* [Set problem]
Render every entry exactly as it appears.

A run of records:
— Start —
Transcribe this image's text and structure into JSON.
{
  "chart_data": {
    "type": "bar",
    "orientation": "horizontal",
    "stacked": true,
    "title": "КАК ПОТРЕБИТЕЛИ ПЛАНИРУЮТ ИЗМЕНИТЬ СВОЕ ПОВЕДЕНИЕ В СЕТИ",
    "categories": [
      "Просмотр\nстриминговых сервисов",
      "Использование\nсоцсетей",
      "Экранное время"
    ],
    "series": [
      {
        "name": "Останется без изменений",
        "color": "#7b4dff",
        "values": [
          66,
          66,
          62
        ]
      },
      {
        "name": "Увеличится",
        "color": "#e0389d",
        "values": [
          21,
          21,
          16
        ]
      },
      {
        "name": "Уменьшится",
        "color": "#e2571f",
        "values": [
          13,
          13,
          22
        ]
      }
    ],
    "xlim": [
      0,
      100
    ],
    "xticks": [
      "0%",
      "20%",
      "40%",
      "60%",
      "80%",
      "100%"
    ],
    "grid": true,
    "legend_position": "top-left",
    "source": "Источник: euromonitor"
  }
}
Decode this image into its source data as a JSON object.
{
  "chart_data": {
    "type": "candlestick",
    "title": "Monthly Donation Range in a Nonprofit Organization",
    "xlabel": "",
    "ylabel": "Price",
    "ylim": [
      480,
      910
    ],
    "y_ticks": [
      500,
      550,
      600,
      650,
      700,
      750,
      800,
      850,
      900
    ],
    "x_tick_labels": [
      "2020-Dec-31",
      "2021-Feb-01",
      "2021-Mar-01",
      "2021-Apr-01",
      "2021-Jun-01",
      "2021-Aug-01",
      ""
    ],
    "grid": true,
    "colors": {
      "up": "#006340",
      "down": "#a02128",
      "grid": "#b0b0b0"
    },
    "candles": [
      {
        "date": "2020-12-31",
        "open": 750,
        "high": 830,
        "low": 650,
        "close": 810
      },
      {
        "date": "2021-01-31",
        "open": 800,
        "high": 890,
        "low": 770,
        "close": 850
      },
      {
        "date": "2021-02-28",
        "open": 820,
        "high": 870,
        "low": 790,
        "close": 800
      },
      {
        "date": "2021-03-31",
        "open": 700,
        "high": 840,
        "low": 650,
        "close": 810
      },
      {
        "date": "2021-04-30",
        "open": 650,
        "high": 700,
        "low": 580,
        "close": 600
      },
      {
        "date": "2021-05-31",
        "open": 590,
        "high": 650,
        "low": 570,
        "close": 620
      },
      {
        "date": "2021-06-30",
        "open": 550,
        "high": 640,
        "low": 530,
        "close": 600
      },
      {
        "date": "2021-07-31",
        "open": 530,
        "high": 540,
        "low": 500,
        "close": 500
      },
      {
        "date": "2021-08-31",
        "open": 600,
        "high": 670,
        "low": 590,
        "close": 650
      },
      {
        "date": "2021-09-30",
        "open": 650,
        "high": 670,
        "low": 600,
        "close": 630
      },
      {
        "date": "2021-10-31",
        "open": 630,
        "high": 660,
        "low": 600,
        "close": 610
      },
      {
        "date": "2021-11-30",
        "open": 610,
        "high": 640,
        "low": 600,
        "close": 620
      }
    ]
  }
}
— End —
* [Solution]
Transcribe this image's text and structure into JSON.
{
  "chart_data": {
    "type": "bar",
    "orientation": "horizontal",
    "stacked": true,
    "title": "КАК ПОТРЕБИТЕЛИ ПЛАНИРУЮТ ИЗМЕНИТЬ СВОЕ ПОВЕДЕНИЕ В СЕТИ",
    "categories": [
      "Просмотр\nстриминговых сервисов",
      "Использование\nсоцсетей",
      "Экранное время"
    ],
    "series": [
      {
        "name": "Останется без изменений",
        "color": "#7b4dff",
        "values": [
          66,
          66,
          62
        ]
      },
      {
        "name": "Увеличится",
        "color": "#e0389d",
        "values": [
          21,
          21,
          16
        ]
      },
      {
        "name": "Уменьшится",
        "color": "#e2571f",
        "values": [
          13,
          13,
          22
        ]
      }
    ],
    "xlim": [
      0,
      100
    ],
    "xticks": [
      "0%",
      "20%",
      "40%",
      "60%",
      "80%",
      "100%"
    ],
    "grid": true,
    "legend_position": "top-left",
    "source": "Источник: euromonitor"
  }
}
Decode this image into its source data as a JSON object.
{
  "chart_data": {
    "type": "candlestick",
    "title": "Monthly Donation Range in a Nonprofit Organization",
    "xlabel": "",
    "ylabel": "Price",
    "ylim": [
      480,
      910
    ],
    "y_ticks": [
      500,
      550,
      600,
      650,
      700,
      750,
      800,
      850,
      900
    ],
    "x_tick_labels": [
      "2020-Dec-31",
      "2021-Feb-01",
      "2021-Mar-01",
      "2021-Apr-01",
      "2021-Jun-01",
      "2021-Aug-01",
      ""
    ],
    "grid": true,
    "colors": {
      "up": "#006340",
      "down": "#a02128",
      "grid": "#b0b0b0"
    },
    "candles": [
      {
        "date": "2020-12-31",
        "open": 750,
        "high": 830,
        "low": 650,
        "close": 810
      },
      {
        "date": "2021-01-31",
        "open": 800,
        "high": 890,
        "low": 770,
        "close": 850
      },
      {
        "date": "2021-02-28",
        "open": 820,
        "high": 870,
        "low": 790,
        "close": 800
      },
      {
        "date": "2021-03-31",
        "open": 700,
        "high": 840,
        "low": 650,
        "close": 810
      },
      {
        "date": "2021-04-30",
        "open": 650,
        "high": 700,
        "low": 580,
        "close": 600
      },
      {
        "date": "2021-05-31",
        "open": 590,
        "high": 650,
        "low": 570,
        "close": 620
      },
      {
        "date": "2021-06-30",
        "open": 550,
        "high": 640,
        "low": 530,
        "close": 600
      },
      {
        "date": "2021-07-31",
        "open": 530,
        "high": 540,
        "low": 500,
        "close": 500
      },
      {
        "date": "2021-08-31",
        "open": 600,
        "high": 670,
        "low": 590,
        "close": 650
      },
      {
        "date": "2021-09-30",
        "open": 650,
        "high": 670,
        "low": 600,
        "close": 630
      },
      {
        "date": "2021-10-31",
        "open": 630,
        "high": 660,
        "low": 600,
        "close": 610
      },
      {
        "date": "2021-11-30",
        "open": 610,
        "high": 640,
        "low": 600,
        "close": 620
      }
    ]
  }
}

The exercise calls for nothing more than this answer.